What to do.
From the listing below, select every line where the word "吨公里计收" appears.

=== Exercise input ===

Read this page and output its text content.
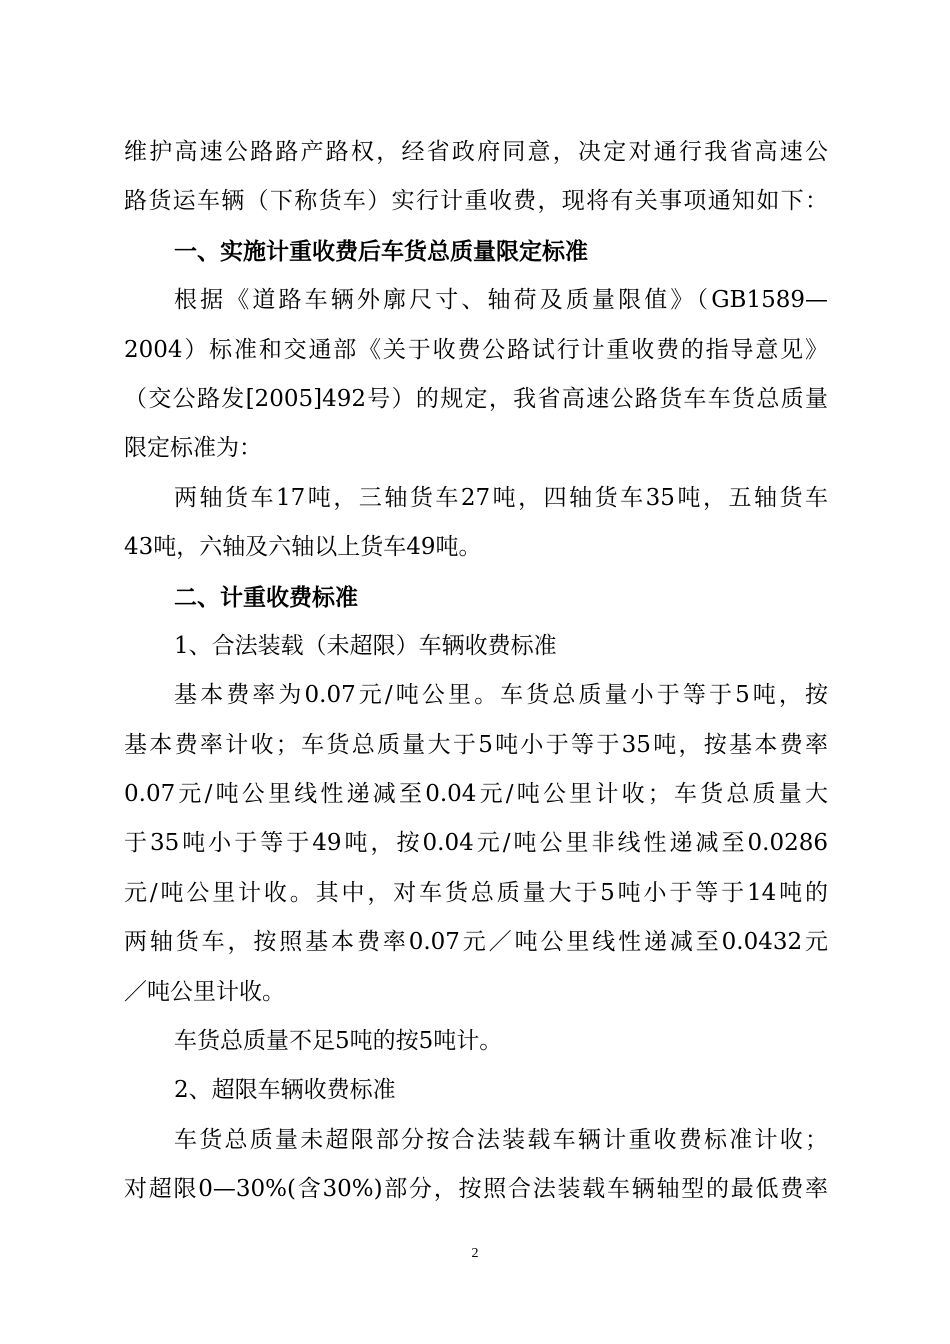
维护高速公路路产路权，经省政府同意，决定对通行我省高速公
路货运车辆（下称货车）实行计重收费，现将有关事项通知如下：
一、实施计重收费后车货总质量限定标准
根据《道路车辆外廓尺寸、轴荷及质量限值》（GB1589—
2004）标准和交通部《关于收费公路试行计重收费的指导意见》
（交公路发[2005]492号）的规定，我省高速公路货车车货总质量
限定标准为：
两轴货车17吨，三轴货车27吨，四轴货车35吨，五轴货车
43吨，六轴及六轴以上货车49吨。
二、计重收费标准
1、合法装载（未超限）车辆收费标准
基本费率为0.07元/吨公里。车货总质量小于等于5吨，按
基本费率计收；车货总质量大于5吨小于等于35吨，按基本费率
0.07元/吨公里线性递减至0.04元/吨公里计收；车货总质量大
于35吨小于等于49吨，按0.04元/吨公里非线性递减至0.0286
元/吨公里计收。其中，对车货总质量大于5吨小于等于14吨的
两轴货车，按照基本费率0.07元／吨公里线性递减至0.0432元
／吨公里计收。
车货总质量不足5吨的按5吨计。
2、超限车辆收费标准
车货总质量未超限部分按合法装载车辆计重收费标准计收；
对超限0—30%(含30%)部分，按照合法装载车辆轴型的最低费率
2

===

Written solution.
0.07元/吨公里线性递减至0.04元/吨公里计收；车货总质量大
元/吨公里计收。其中，对车货总质量大于5吨小于等于14吨的
／吨公里计收。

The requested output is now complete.